#### [WRITTEN INSTRUCTION]
Please set down all the lines beneath this one exactly, without the pictures.

#### [RECORD SET]

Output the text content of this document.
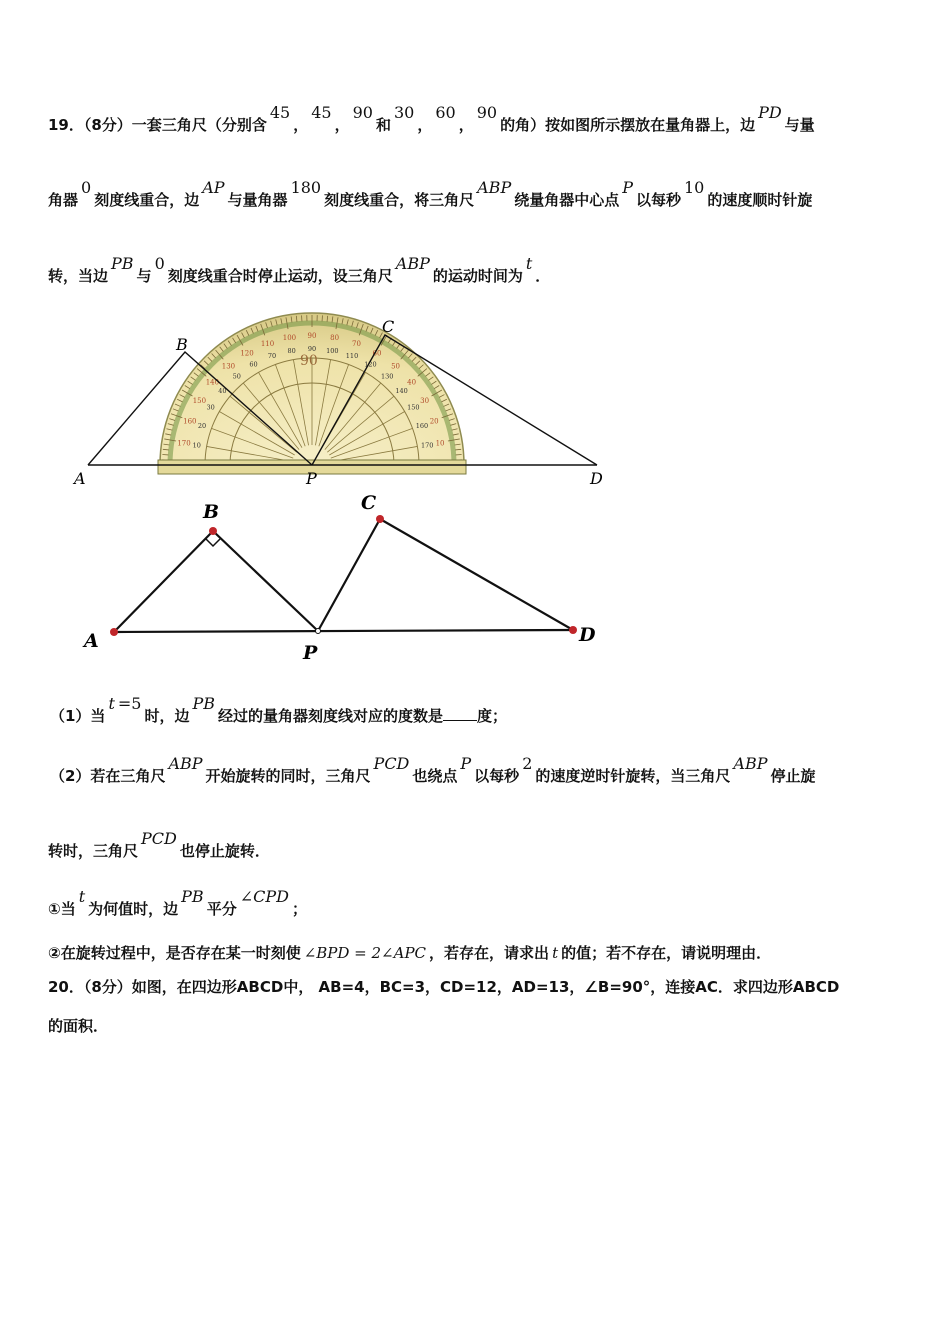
19．（8分）一套三角尺（分别含45，45，90和30，60，90的角）按如图所示摆放在量角器上，边PD与量
角器0刻度线重合，边AP与量角器180刻度线重合，将三角尺ABP绕量角器中心点P以每秒10的速度顺时针旋
转，当边PB与0刻度线重合时停止运动，设三角尺ABP的运动时间为t．
10
20
30
40
50
60
70
80
90
100
110
120
130
140
150
160
170	170
160
150
140
130
120
110
100
90
80
70
60
50
40
30
20
10
90
A
B
C
D
P
A
B	C
D
P
（1）当t =5时，边PB经过的量角器刻度线对应的度数是 度；
（2）若在三角尺ABP开始旋转的同时，三角尺PCD也绕点P以每秒2的速度逆时针旋转，当三角尺ABP停止旋
转时，三角尺PCD也停止旋转．
①当t为何值时，边PB平分∠CPD；
②在旋转过程中，是否存在某一时刻使 ∠BPD = 2∠APC ，若存在，请求出 t 的值；若不存在，请说明理由．
20．（8分）如图，在四边形ABCD中， AB=4，BC=3，CD=12，AD=13，∠B=90°，连接AC．求四边形ABCD
的面积．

#### [ANSWER FOR THE TASK]
Output the text content of this document.
19．（8分）一套三角尺（分别含45，45，90和30，60，90的角）按如图所示摆放在量角器上，边PD与量
角器0刻度线重合，边AP与量角器180刻度线重合，将三角尺ABP绕量角器中心点P以每秒10的速度顺时针旋
转，当边PB与0刻度线重合时停止运动，设三角尺ABP的运动时间为t．
10
20
30
40
50
60
70
80
90
100
110
120
130
140
150
160
170	170
160
150
140
130
120
110
100
90
80
70
60
50
40
30
20
10
90
A
B
C
D
P
A
B	C
D
P
（1）当t =5时，边PB经过的量角器刻度线对应的度数是 度；
（2）若在三角尺ABP开始旋转的同时，三角尺PCD也绕点P以每秒2的速度逆时针旋转，当三角尺ABP停止旋
转时，三角尺PCD也停止旋转．
①当t为何值时，边PB平分∠CPD；
②在旋转过程中，是否存在某一时刻使 ∠BPD = 2∠APC ，若存在，请求出 t 的值；若不存在，请说明理由．
20．（8分）如图，在四边形ABCD中， AB=4，BC=3，CD=12，AD=13，∠B=90°，连接AC．求四边形ABCD
的面积．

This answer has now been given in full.